= Task directions =
Quote the full listing word for word.

= Excerpted records =
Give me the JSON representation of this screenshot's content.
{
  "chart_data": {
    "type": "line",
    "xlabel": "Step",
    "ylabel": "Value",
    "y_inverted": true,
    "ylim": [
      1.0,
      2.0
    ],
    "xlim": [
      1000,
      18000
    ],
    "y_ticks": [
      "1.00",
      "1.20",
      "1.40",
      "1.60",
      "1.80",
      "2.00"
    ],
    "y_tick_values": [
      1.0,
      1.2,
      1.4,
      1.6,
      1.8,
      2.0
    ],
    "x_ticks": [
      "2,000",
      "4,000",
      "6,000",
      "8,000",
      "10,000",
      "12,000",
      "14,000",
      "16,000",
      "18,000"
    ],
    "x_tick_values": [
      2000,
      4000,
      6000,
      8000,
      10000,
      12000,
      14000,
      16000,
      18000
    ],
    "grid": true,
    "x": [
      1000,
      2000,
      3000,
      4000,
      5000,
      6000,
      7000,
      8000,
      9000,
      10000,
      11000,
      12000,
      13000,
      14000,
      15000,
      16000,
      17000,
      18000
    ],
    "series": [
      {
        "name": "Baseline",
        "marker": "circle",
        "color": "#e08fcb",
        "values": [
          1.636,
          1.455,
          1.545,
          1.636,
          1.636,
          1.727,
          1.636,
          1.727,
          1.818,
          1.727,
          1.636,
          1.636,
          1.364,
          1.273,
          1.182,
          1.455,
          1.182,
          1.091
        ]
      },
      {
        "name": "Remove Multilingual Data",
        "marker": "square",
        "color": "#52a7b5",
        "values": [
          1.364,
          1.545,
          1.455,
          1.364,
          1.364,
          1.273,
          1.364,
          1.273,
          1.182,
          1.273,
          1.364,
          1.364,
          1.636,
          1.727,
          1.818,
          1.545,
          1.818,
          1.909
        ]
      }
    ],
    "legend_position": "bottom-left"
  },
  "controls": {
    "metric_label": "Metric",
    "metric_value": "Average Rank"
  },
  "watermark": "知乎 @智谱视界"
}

= Written response =
Give me the JSON representation of this screenshot's content.
{
  "chart_data": {
    "type": "line",
    "xlabel": "Step",
    "ylabel": "Value",
    "y_inverted": true,
    "ylim": [
      1.0,
      2.0
    ],
    "xlim": [
      1000,
      18000
    ],
    "y_ticks": [
      "1.00",
      "1.20",
      "1.40",
      "1.60",
      "1.80",
      "2.00"
    ],
    "y_tick_values": [
      1.0,
      1.2,
      1.4,
      1.6,
      1.8,
      2.0
    ],
    "x_ticks": [
      "2,000",
      "4,000",
      "6,000",
      "8,000",
      "10,000",
      "12,000",
      "14,000",
      "16,000",
      "18,000"
    ],
    "x_tick_values": [
      2000,
      4000,
      6000,
      8000,
      10000,
      12000,
      14000,
      16000,
      18000
    ],
    "grid": true,
    "x": [
      1000,
      2000,
      3000,
      4000,
      5000,
      6000,
      7000,
      8000,
      9000,
      10000,
      11000,
      12000,
      13000,
      14000,
      15000,
      16000,
      17000,
      18000
    ],
    "series": [
      {
        "name": "Baseline",
        "marker": "circle",
        "color": "#e08fcb",
        "values": [
          1.636,
          1.455,
          1.545,
          1.636,
          1.636,
          1.727,
          1.636,
          1.727,
          1.818,
          1.727,
          1.636,
          1.636,
          1.364,
          1.273,
          1.182,
          1.455,
          1.182,
          1.091
        ]
      },
      {
        "name": "Remove Multilingual Data",
        "marker": "square",
        "color": "#52a7b5",
        "values": [
          1.364,
          1.545,
          1.455,
          1.364,
          1.364,
          1.273,
          1.364,
          1.273,
          1.182,
          1.273,
          1.364,
          1.364,
          1.636,
          1.727,
          1.818,
          1.545,
          1.818,
          1.909
        ]
      }
    ],
    "legend_position": "bottom-left"
  },
  "controls": {
    "metric_label": "Metric",
    "metric_value": "Average Rank"
  },
  "watermark": "知乎 @智谱视界"
}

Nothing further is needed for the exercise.